_TASK DESCRIPTION_
Copy every line of the records below that holds the word "MOST".

_PROVIDED DATA_
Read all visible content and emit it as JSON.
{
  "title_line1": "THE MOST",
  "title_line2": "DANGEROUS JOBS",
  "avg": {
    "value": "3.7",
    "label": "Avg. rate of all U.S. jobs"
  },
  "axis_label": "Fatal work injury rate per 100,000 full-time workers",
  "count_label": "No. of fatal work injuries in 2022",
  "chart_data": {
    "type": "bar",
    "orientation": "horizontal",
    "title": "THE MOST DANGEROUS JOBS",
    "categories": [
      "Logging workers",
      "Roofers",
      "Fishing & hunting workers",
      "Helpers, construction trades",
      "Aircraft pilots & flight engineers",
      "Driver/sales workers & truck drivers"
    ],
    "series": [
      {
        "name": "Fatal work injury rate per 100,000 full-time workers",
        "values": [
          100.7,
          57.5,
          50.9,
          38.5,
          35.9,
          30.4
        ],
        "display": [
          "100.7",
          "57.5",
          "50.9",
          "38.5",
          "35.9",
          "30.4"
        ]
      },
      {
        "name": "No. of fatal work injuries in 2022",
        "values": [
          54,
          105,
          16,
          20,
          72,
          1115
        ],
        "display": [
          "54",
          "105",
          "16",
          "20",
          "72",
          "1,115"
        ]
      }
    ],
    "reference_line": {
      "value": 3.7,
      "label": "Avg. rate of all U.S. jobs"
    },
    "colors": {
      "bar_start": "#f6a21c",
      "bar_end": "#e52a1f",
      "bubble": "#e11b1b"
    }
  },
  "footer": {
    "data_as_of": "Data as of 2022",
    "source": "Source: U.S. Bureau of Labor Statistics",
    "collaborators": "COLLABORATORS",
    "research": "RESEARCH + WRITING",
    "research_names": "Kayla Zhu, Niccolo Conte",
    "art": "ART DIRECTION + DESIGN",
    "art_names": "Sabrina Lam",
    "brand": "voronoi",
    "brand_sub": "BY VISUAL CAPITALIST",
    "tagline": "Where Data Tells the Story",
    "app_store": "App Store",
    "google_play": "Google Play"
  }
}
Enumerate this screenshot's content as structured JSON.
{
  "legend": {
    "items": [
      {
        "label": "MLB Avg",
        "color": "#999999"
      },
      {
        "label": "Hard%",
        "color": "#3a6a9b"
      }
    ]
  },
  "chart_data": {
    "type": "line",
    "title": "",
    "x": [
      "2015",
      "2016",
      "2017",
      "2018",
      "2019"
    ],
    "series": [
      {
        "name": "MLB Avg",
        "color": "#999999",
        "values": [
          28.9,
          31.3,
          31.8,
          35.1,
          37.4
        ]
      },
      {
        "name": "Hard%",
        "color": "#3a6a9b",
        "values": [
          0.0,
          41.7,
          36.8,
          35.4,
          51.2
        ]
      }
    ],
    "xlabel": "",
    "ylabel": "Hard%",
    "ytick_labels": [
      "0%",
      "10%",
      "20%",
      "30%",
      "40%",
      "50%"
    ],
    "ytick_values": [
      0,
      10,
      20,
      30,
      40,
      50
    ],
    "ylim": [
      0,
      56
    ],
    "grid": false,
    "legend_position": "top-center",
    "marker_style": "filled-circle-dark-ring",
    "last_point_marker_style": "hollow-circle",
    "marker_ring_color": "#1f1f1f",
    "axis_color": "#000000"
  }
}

_ANSWER BELOW_
  "title_line1": "THE MOST",
    "title": "THE MOST DANGEROUS JOBS",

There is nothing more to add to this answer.